Output all of the entries exactly as written.

--- BEGIN EXTRACTED INFORMATION ---

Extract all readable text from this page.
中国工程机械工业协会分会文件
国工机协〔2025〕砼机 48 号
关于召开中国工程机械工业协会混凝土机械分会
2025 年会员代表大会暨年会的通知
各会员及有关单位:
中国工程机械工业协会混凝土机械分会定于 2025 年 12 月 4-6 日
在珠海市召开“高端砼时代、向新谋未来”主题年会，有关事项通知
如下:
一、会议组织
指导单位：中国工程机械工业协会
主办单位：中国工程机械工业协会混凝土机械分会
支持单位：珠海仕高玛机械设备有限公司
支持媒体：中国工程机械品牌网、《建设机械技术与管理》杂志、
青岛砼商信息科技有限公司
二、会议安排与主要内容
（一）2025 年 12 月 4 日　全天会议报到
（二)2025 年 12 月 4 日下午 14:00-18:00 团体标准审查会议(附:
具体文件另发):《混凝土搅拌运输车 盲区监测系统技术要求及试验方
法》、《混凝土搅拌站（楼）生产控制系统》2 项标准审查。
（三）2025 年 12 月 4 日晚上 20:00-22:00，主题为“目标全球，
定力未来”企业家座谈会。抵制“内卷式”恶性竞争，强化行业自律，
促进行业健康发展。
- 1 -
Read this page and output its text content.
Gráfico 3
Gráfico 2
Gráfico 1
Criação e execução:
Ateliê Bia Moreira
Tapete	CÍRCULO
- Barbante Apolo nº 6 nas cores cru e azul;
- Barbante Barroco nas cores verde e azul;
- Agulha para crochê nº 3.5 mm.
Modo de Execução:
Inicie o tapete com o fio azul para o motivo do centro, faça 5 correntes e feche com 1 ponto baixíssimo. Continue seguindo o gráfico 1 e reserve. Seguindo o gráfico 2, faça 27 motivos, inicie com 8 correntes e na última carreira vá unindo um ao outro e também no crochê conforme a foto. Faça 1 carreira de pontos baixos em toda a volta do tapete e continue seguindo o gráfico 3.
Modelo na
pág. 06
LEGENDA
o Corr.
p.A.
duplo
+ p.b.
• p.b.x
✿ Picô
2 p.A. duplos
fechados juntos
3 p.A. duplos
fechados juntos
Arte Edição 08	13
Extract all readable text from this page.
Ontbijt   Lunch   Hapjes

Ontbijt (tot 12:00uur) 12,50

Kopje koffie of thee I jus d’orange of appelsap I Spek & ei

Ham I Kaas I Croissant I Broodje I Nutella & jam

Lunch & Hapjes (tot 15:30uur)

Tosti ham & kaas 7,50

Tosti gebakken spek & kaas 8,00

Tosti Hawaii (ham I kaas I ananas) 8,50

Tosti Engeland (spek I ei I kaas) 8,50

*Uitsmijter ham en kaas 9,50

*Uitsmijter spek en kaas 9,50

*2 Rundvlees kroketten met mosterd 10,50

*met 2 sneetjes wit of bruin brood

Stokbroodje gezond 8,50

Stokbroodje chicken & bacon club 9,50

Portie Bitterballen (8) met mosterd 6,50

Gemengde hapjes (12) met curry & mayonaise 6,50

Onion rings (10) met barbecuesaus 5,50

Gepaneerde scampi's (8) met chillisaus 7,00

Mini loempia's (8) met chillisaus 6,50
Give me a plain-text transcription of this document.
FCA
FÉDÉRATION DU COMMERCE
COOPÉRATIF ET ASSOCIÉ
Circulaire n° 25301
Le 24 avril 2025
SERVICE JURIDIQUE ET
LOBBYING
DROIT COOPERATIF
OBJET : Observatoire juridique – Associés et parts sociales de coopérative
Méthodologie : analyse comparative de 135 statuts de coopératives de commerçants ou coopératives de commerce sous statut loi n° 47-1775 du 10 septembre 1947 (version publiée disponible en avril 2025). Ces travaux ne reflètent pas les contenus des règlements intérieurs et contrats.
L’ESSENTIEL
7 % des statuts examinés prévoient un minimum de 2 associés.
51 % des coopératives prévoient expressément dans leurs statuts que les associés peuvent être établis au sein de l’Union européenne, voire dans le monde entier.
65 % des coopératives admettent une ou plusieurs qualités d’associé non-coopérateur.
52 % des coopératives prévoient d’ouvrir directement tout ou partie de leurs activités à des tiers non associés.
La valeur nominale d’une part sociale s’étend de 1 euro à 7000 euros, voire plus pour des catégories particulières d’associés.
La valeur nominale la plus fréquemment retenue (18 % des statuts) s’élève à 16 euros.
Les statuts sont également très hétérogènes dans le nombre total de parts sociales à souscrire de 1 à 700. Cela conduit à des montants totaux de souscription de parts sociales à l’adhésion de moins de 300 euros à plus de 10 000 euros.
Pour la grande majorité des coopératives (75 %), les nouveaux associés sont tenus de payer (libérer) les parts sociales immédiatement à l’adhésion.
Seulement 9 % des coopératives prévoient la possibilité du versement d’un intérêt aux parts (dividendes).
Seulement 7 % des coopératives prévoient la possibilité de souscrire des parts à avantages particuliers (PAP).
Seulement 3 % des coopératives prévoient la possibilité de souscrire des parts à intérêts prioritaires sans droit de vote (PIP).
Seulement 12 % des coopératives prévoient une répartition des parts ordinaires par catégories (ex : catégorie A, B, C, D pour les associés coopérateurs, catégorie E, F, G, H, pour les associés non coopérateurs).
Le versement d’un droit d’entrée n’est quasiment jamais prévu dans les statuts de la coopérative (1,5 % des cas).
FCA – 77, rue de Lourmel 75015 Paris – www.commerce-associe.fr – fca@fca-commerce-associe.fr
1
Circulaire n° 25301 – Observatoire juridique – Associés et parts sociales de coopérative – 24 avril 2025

--- END EXTRACTED INFORMATION ---

§ RESULT OF THE EXERCISE:
Extract all readable text from this page.
中国工程机械工业协会分会文件
国工机协〔2025〕砼机 48 号
关于召开中国工程机械工业协会混凝土机械分会
2025 年会员代表大会暨年会的通知
各会员及有关单位:
中国工程机械工业协会混凝土机械分会定于 2025 年 12 月 4-6 日
在珠海市召开“高端砼时代、向新谋未来”主题年会，有关事项通知
如下:
一、会议组织
指导单位：中国工程机械工业协会
主办单位：中国工程机械工业协会混凝土机械分会
支持单位：珠海仕高玛机械设备有限公司
支持媒体：中国工程机械品牌网、《建设机械技术与管理》杂志、
青岛砼商信息科技有限公司
二、会议安排与主要内容
（一）2025 年 12 月 4 日　全天会议报到
（二)2025 年 12 月 4 日下午 14:00-18:00 团体标准审查会议(附:
具体文件另发):《混凝土搅拌运输车 盲区监测系统技术要求及试验方
法》、《混凝土搅拌站（楼）生产控制系统》2 项标准审查。
（三）2025 年 12 月 4 日晚上 20:00-22:00，主题为“目标全球，
定力未来”企业家座谈会。抵制“内卷式”恶性竞争，强化行业自律，
促进行业健康发展。
- 1 -
Read this page and output its text content.
Gráfico 3
Gráfico 2
Gráfico 1
Criação e execução:
Ateliê Bia Moreira
Tapete	CÍRCULO
- Barbante Apolo nº 6 nas cores cru e azul;
- Barbante Barroco nas cores verde e azul;
- Agulha para crochê nº 3.5 mm.
Modo de Execução:
Inicie o tapete com o fio azul para o motivo do centro, faça 5 correntes e feche com 1 ponto baixíssimo. Continue seguindo o gráfico 1 e reserve. Seguindo o gráfico 2, faça 27 motivos, inicie com 8 correntes e na última carreira vá unindo um ao outro e também no crochê conforme a foto. Faça 1 carreira de pontos baixos em toda a volta do tapete e continue seguindo o gráfico 3.
Modelo na
pág. 06
LEGENDA
o Corr.
p.A.
duplo
+ p.b.
• p.b.x
✿ Picô
2 p.A. duplos
fechados juntos
3 p.A. duplos
fechados juntos
Arte Edição 08	13
Extract all readable text from this page.
Ontbijt   Lunch   Hapjes

Ontbijt (tot 12:00uur) 12,50

Kopje koffie of thee I jus d’orange of appelsap I Spek & ei

Ham I Kaas I Croissant I Broodje I Nutella & jam

Lunch & Hapjes (tot 15:30uur)

Tosti ham & kaas 7,50

Tosti gebakken spek & kaas 8,00

Tosti Hawaii (ham I kaas I ananas) 8,50

Tosti Engeland (spek I ei I kaas) 8,50

*Uitsmijter ham en kaas 9,50

*Uitsmijter spek en kaas 9,50

*2 Rundvlees kroketten met mosterd 10,50

*met 2 sneetjes wit of bruin brood

Stokbroodje gezond 8,50

Stokbroodje chicken & bacon club 9,50

Portie Bitterballen (8) met mosterd 6,50

Gemengde hapjes (12) met curry & mayonaise 6,50

Onion rings (10) met barbecuesaus 5,50

Gepaneerde scampi's (8) met chillisaus 7,00

Mini loempia's (8) met chillisaus 6,50
Give me a plain-text transcription of this document.
FCA
FÉDÉRATION DU COMMERCE
COOPÉRATIF ET ASSOCIÉ
Circulaire n° 25301
Le 24 avril 2025
SERVICE JURIDIQUE ET
LOBBYING
DROIT COOPERATIF
OBJET : Observatoire juridique – Associés et parts sociales de coopérative
Méthodologie : analyse comparative de 135 statuts de coopératives de commerçants ou coopératives de commerce sous statut loi n° 47-1775 du 10 septembre 1947 (version publiée disponible en avril 2025). Ces travaux ne reflètent pas les contenus des règlements intérieurs et contrats.
L’ESSENTIEL
7 % des statuts examinés prévoient un minimum de 2 associés.
51 % des coopératives prévoient expressément dans leurs statuts que les associés peuvent être établis au sein de l’Union européenne, voire dans le monde entier.
65 % des coopératives admettent une ou plusieurs qualités d’associé non-coopérateur.
52 % des coopératives prévoient d’ouvrir directement tout ou partie de leurs activités à des tiers non associés.
La valeur nominale d’une part sociale s’étend de 1 euro à 7000 euros, voire plus pour des catégories particulières d’associés.
La valeur nominale la plus fréquemment retenue (18 % des statuts) s’élève à 16 euros.
Les statuts sont également très hétérogènes dans le nombre total de parts sociales à souscrire de 1 à 700. Cela conduit à des montants totaux de souscription de parts sociales à l’adhésion de moins de 300 euros à plus de 10 000 euros.
Pour la grande majorité des coopératives (75 %), les nouveaux associés sont tenus de payer (libérer) les parts sociales immédiatement à l’adhésion.
Seulement 9 % des coopératives prévoient la possibilité du versement d’un intérêt aux parts (dividendes).
Seulement 7 % des coopératives prévoient la possibilité de souscrire des parts à avantages particuliers (PAP).
Seulement 3 % des coopératives prévoient la possibilité de souscrire des parts à intérêts prioritaires sans droit de vote (PIP).
Seulement 12 % des coopératives prévoient une répartition des parts ordinaires par catégories (ex : catégorie A, B, C, D pour les associés coopérateurs, catégorie E, F, G, H, pour les associés non coopérateurs).
Le versement d’un droit d’entrée n’est quasiment jamais prévu dans les statuts de la coopérative (1,5 % des cas).
FCA – 77, rue de Lourmel 75015 Paris – www.commerce-associe.fr – fca@fca-commerce-associe.fr
1
Circulaire n° 25301 – Observatoire juridique – Associés et parts sociales de coopérative – 24 avril 2025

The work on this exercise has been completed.